▸ Directions for this task
All of the entries need to be written out again, exactly as they are.

▸ Dataset entries
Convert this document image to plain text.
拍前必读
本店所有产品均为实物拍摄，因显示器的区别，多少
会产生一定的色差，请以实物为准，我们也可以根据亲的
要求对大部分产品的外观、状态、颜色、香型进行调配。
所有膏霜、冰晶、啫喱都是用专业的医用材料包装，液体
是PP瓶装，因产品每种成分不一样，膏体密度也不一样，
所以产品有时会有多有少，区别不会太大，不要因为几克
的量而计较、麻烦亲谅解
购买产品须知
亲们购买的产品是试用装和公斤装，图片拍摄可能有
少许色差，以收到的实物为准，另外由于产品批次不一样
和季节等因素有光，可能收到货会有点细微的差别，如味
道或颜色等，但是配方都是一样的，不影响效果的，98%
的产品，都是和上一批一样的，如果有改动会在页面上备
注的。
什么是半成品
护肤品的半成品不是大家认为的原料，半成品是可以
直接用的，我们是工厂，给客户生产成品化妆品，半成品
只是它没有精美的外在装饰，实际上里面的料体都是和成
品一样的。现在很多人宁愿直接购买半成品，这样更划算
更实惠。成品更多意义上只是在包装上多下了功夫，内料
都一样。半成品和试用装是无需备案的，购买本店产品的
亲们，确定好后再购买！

▸ The reply
Convert this document image to plain text.
拍前必读
本店所有产品均为实物拍摄，因显示器的区别，多少
会产生一定的色差，请以实物为准，我们也可以根据亲的
要求对大部分产品的外观、状态、颜色、香型进行调配。
所有膏霜、冰晶、啫喱都是用专业的医用材料包装，液体
是PP瓶装，因产品每种成分不一样，膏体密度也不一样，
所以产品有时会有多有少，区别不会太大，不要因为几克
的量而计较、麻烦亲谅解
购买产品须知
亲们购买的产品是试用装和公斤装，图片拍摄可能有
少许色差，以收到的实物为准，另外由于产品批次不一样
和季节等因素有光，可能收到货会有点细微的差别，如味
道或颜色等，但是配方都是一样的，不影响效果的，98%
的产品，都是和上一批一样的，如果有改动会在页面上备
注的。
什么是半成品
护肤品的半成品不是大家认为的原料，半成品是可以
直接用的，我们是工厂，给客户生产成品化妆品，半成品
只是它没有精美的外在装饰，实际上里面的料体都是和成
品一样的。现在很多人宁愿直接购买半成品，这样更划算
更实惠。成品更多意义上只是在包装上多下了功夫，内料
都一样。半成品和试用装是无需备案的，购买本店产品的
亲们，确定好后再购买！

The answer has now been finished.